Data excerpts:
-- begin --
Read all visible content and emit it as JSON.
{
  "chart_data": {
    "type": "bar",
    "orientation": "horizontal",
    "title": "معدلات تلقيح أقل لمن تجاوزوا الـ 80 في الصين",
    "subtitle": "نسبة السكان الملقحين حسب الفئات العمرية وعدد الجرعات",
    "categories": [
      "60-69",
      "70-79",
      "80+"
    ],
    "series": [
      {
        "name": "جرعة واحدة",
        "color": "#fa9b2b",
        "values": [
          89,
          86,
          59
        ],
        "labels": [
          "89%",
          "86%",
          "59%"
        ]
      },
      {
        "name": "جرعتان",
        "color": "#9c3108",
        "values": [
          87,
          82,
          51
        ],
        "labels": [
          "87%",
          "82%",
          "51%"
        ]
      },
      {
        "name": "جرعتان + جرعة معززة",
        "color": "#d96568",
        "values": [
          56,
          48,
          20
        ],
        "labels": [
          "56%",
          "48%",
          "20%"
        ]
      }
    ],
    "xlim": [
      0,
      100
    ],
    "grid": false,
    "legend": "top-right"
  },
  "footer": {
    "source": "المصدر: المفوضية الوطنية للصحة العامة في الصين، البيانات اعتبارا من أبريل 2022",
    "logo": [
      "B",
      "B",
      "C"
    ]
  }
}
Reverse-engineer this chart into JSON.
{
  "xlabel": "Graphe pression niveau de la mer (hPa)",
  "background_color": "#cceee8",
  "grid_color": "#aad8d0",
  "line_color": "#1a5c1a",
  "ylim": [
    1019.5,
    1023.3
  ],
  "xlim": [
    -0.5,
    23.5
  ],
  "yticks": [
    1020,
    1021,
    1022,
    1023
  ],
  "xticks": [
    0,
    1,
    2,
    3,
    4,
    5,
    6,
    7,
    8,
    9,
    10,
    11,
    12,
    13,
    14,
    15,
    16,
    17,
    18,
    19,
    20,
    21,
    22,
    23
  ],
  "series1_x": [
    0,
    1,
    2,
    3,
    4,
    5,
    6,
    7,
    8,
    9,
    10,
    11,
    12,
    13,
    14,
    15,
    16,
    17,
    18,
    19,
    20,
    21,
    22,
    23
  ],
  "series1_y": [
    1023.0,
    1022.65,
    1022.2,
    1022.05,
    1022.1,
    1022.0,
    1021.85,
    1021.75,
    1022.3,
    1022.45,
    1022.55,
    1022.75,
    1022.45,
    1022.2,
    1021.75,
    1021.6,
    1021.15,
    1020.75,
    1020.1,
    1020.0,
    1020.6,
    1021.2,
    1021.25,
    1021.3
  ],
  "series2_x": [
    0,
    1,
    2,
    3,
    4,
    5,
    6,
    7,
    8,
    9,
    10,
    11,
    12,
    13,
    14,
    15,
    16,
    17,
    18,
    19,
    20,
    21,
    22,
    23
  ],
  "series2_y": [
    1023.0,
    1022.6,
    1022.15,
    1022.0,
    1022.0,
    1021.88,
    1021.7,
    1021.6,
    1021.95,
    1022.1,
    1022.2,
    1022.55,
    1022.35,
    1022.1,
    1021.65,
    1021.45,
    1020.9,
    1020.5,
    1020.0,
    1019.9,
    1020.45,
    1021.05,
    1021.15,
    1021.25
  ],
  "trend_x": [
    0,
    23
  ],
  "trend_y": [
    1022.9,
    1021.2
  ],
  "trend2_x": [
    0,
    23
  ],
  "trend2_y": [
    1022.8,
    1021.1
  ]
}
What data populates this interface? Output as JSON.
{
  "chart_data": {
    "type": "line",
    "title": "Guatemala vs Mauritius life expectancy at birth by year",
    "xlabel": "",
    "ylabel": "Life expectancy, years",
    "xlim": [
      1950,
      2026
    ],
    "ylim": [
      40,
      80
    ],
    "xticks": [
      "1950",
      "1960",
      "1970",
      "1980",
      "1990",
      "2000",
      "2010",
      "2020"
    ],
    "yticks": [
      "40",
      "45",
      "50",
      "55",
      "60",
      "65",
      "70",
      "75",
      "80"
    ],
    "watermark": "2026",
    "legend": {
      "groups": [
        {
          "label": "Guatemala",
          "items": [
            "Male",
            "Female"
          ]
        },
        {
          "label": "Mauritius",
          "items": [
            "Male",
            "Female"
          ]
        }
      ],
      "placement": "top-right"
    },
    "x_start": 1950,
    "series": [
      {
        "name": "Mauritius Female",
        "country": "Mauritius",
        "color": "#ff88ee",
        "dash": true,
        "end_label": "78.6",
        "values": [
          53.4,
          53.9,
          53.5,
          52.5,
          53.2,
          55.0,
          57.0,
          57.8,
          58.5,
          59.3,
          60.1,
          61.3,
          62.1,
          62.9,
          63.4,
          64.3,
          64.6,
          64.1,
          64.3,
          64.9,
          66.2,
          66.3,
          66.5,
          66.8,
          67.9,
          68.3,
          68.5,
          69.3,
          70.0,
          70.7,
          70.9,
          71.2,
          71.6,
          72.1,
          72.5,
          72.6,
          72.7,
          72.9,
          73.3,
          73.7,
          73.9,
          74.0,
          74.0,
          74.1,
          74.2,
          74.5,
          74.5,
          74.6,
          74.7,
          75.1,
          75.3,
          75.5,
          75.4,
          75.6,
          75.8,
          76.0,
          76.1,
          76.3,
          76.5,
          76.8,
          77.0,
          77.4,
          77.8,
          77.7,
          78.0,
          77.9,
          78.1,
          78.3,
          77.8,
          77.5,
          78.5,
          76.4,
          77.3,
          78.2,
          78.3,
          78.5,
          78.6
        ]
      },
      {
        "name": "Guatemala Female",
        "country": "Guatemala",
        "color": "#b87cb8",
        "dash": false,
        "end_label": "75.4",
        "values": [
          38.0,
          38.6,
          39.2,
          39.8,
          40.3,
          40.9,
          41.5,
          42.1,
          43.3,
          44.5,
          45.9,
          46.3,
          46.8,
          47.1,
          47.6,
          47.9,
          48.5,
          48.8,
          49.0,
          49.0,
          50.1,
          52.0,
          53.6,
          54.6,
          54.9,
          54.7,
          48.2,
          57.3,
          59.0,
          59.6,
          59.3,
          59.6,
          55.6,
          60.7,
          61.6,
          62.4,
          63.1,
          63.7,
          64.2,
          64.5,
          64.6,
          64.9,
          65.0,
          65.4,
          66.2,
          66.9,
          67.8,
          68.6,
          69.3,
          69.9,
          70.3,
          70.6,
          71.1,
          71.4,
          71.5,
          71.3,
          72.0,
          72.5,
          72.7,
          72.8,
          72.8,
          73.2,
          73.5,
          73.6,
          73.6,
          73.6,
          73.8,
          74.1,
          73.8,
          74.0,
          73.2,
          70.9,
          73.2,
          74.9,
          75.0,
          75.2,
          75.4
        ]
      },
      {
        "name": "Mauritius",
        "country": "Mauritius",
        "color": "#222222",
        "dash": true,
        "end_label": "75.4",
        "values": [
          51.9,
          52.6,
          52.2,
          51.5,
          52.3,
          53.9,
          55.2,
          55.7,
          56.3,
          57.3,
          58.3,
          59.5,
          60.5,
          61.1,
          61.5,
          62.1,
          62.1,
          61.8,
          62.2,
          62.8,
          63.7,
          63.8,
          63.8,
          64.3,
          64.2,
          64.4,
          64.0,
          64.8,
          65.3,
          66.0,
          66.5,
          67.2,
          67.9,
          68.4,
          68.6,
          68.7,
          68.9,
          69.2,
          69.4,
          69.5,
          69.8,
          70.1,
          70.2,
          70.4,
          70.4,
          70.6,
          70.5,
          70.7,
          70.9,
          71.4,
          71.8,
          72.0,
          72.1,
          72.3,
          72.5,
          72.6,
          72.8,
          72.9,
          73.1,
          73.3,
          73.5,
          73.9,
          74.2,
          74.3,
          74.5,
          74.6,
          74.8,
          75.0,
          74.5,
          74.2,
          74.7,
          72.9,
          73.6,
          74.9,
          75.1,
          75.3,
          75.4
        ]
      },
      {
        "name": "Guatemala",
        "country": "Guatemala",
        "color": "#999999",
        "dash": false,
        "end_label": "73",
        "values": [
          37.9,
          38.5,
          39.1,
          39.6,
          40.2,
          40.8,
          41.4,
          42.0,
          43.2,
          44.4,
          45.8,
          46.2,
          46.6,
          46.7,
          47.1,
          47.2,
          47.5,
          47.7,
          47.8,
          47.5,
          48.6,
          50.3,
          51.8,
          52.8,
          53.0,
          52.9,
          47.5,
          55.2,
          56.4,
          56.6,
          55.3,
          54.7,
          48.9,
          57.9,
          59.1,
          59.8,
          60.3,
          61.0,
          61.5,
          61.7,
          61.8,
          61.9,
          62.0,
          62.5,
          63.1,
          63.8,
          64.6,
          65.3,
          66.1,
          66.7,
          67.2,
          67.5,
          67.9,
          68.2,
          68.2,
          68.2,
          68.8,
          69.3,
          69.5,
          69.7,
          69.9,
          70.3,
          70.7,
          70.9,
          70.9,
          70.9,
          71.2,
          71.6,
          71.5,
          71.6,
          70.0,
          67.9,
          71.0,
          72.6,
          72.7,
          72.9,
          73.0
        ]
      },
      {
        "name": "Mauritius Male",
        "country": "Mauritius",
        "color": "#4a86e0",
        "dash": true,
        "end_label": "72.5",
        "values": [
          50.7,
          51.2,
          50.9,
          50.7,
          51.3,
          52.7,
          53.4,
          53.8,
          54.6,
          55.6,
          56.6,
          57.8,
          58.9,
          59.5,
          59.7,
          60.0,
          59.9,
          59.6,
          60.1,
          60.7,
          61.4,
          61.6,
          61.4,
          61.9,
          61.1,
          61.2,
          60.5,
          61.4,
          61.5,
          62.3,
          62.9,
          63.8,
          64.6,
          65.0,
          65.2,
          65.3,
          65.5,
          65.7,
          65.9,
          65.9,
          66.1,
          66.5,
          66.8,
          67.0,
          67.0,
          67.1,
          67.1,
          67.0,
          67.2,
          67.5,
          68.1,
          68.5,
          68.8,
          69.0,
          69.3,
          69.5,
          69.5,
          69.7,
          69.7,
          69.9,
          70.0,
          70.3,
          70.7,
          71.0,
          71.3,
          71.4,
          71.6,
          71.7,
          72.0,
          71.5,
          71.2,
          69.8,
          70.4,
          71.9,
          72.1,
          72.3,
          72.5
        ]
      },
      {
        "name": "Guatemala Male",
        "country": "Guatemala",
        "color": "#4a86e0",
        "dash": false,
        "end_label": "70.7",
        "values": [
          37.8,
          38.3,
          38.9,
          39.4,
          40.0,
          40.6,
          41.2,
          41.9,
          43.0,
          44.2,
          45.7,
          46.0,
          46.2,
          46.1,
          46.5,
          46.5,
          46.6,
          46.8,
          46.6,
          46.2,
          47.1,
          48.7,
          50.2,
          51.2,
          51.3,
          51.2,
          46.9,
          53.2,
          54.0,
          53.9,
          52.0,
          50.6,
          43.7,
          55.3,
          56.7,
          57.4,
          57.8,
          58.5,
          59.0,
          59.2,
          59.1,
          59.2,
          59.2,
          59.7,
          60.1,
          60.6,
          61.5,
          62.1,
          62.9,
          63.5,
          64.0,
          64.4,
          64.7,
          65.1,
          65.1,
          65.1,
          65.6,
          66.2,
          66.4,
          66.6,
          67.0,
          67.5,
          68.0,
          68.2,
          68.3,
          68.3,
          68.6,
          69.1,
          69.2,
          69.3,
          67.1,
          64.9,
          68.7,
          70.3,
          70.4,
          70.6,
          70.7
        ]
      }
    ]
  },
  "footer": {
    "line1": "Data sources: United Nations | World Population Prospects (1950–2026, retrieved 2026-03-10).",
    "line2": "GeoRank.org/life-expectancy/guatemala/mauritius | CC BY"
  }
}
-- end --
What is required:
Looking at the data above, show all lines where the word "right" occurs.

Written response:
    "legend": "top-right"
      "placement": "top-right"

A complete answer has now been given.